Our troop had left the road and proceeded up a narrow track with our assault troop in support, until they came across mines in front of us. They appeared to form a screen in front of a wood, excellent cover for the enemy. The cars were all facing this wood but we wanted to turn them round so that we could negotiate the track back to the road, driving forwards, it was far too narrow to attempt it in reverse. So it was essential that the mines were cleared from the verges to give the drivers room to manoeuvre. We dismounted and helped the assault troop to search for mines and cleared enough ground for the cars to turn round. We were still dismounted when a horde of Germans came crashing and yelling out of the woods, using machine-guns. We all raced to get back into our cars, while the assault troop opened up on the enemy. As I was about to climb into my turret I saw Corporal Willy Wise hit and go down, causing him to drop the Bren-gun he had been belting away with, so I dashed up to him and heaved him into the ditch. While all this was going on, the Troop Leader was blasting away at Jerry with everything he had got, slowly withdrawing down the track. I am sure Jerry must have seen Willy and me go into that ditch for he was parting the blades of grass with bullets inches from our heads, so I helped to ease him back along the ditch to get within shelter of the cars, thinking each second was our last. Part of that crawl involved wriggling through a section where the ditch was piped, with water in the bottom! Anyhow we finally got level with my car and came up, when I heaved Willy up on to the front where we had some protection from that murderous machine-gun fire, and held him on. The prompt action of Lt. Lace, supported by the other cars, had halted the attack and Jerry withdrew to the woods. Now, as we slowly withdrew down the track, a troop of our tanks which were halted at the road end, saw us and thought we were the enemy and promptly opened fire on us, so making us feel like the meat in the sandwich. Fortunately we were recognized before any casualties were suffered. All in all it was a lively encounter, but it did stop Jerry from cutting the Corridor, and Lt. Lace was awarded the MC for his action.
The Division was relieved by the 15th Scottish to allow us to relieve pressure in the north and open up Antwerp. The Regiment advanced to St Michaels Gestel where there was some confused fighting.
By the end of October some twenty to thirty miles’ progress had been made and S’Hertogenbosch had been taken. The Regiment was engaged in observation of the enemy dug in on the north bank of the river Maas.
The campaign now entered a cold, wet and soggy winter with much of the countryside flooded, which did little for the comfort of the troops. I will say that the tank suits issued to us, a sort of tough well padded waterproof overall, were a boon for keeping the weather out, and we soon got used to squeezing in and out of the turret without too many rips and tears.
In fact the ground was so wet and boggy that there was little the armour could do for the time being, a bit different from the sands of the desert!
I celebrated my eighth wedding anniversary by having 24 hours out of the line which I spent at a Highland Division rest camp in Eindhoven, where they had taken over a monastery for the purpose. Took off my boots and slacks for the first time for a long time and had a night’s sleep. What a treat to have a night’s sleep! After a wander around Eindhoven I got back to the monastery about 1 o’clock, after first having a shower and a complete change of clothes, first for many weeks. Then it was back into the line at Schydrel and Schutsboorn.

> _GIVEN INFORMATION_:
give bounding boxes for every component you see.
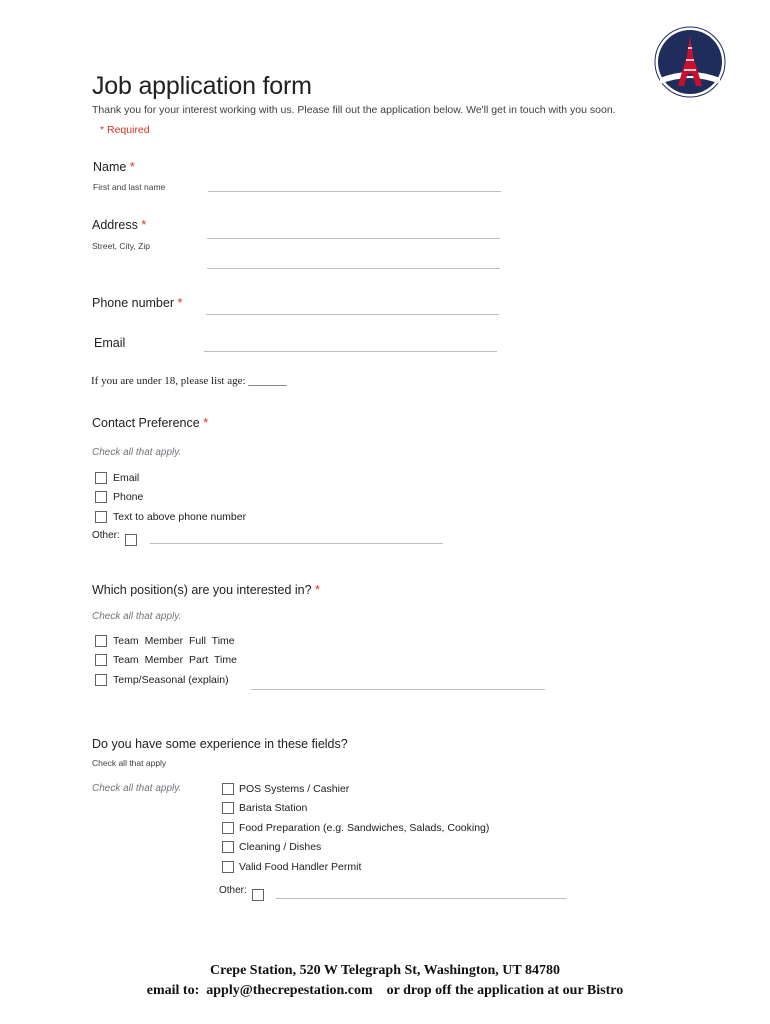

> _DIRECTIONS_: Continue the first-person war account of the regiment's advance and its winter in the line, starting after its final sentence.

> _EXPECTED OUTPUT_:
From here we moved back to Stock, between St Michaels Gestel and S’Hertogenbosch, where I slept on a mattress and a spring bed in a huge seminary. Jerry was in occupation in the morning but we drove him out during the day and took over in the evening.
Entering the merry month of November, we stayed one day at a farm in the middle of nowhere, from whence we made our way to Ginnesburg, a village of about six farms. Jerry had just pulled out over the Aftswaatering Canal, leaving an incredible mess behind, houses ransacked and looted. We lived in one for a couple of days, lit a fire and tried to make ourselves comfortable. We had to restrict our movements though for Jerry could see us from a tower over the canal.
Next we moved via Helvoirt and S’Hertogenbosch to St Michaels Gestern, thence to Gefern, where we were billeted in a brewery! defunct as such now. There had been quite a battle in the yard with tanks, one ‘brewed up’ setting fire to a cellar where civilians were sheltering. The nearby church was badly knocked about, first by our artillery to drive out a Jerry OP and then by Jerry when we were using it as an OP to direct fire on to S’Hertogenbosch. Then it was completely destroyed while we were there when German ammunition blew up. He had stored it in the church!
Back to St Michaels Gestern where we had a short stay at the large Deaf and Dumb Institute, sleeping in cubicles in the former children’s dormitory. This amazing building had suffered little damage and was a most interesting place. Completely electric when the power was on in happier days, it was equipped with very fine workshops, tailors, engineers, machine joiners shops and a complete printing press room, in fact just about everything. It was staffed by Brethren who were most hospitable, making our short stay a comfortable one.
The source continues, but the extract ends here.